* **What this task involves**
Select from the records below every line that has the word "absorption" in it.

* **Dataset content**

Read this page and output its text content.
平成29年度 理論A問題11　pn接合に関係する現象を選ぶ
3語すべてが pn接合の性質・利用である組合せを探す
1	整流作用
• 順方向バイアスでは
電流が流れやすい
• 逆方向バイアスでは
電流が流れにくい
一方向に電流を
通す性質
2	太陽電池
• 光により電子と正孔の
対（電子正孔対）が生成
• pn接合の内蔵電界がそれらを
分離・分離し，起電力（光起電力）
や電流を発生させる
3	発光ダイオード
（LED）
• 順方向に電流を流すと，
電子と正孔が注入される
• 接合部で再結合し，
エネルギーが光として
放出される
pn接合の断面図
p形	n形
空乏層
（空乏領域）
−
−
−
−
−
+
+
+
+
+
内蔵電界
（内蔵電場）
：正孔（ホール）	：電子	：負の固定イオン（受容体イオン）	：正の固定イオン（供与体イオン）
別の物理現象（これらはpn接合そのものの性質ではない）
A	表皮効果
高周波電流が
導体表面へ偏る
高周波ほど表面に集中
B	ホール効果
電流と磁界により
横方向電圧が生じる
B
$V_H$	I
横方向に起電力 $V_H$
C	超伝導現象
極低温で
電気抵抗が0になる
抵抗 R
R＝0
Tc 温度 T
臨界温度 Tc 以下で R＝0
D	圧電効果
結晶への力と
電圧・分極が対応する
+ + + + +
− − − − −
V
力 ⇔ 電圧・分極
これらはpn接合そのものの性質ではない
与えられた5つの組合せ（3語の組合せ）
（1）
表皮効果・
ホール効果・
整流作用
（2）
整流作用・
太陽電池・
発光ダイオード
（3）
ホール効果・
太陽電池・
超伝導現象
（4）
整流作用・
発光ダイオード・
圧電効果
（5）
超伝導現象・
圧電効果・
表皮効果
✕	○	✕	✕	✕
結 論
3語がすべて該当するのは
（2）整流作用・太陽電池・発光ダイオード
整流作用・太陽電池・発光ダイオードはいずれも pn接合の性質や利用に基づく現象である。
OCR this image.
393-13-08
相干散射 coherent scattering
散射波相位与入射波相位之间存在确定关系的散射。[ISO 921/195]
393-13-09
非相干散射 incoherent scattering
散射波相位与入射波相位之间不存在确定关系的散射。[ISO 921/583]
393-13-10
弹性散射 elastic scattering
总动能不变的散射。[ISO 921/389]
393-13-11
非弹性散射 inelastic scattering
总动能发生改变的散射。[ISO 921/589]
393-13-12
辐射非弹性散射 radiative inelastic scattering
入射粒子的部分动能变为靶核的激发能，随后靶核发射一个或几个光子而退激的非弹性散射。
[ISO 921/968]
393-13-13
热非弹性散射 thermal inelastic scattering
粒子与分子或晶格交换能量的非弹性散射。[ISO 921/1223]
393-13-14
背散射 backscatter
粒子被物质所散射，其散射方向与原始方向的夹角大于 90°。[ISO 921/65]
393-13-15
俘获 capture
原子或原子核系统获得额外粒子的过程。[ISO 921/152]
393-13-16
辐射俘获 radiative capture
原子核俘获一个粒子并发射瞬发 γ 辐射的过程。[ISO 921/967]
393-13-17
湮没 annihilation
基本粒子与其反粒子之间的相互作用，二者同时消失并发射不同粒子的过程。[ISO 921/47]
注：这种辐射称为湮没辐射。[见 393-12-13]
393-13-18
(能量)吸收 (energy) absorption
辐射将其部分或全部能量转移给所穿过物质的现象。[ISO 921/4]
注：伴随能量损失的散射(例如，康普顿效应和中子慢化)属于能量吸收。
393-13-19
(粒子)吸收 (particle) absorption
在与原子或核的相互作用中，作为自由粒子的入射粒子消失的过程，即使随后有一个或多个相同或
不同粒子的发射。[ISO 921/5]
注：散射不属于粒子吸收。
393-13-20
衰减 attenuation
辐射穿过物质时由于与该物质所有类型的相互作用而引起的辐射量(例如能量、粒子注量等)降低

* **Exercise solution**
(能量)吸收 (energy) absorption
(粒子)吸收 (particle) absorption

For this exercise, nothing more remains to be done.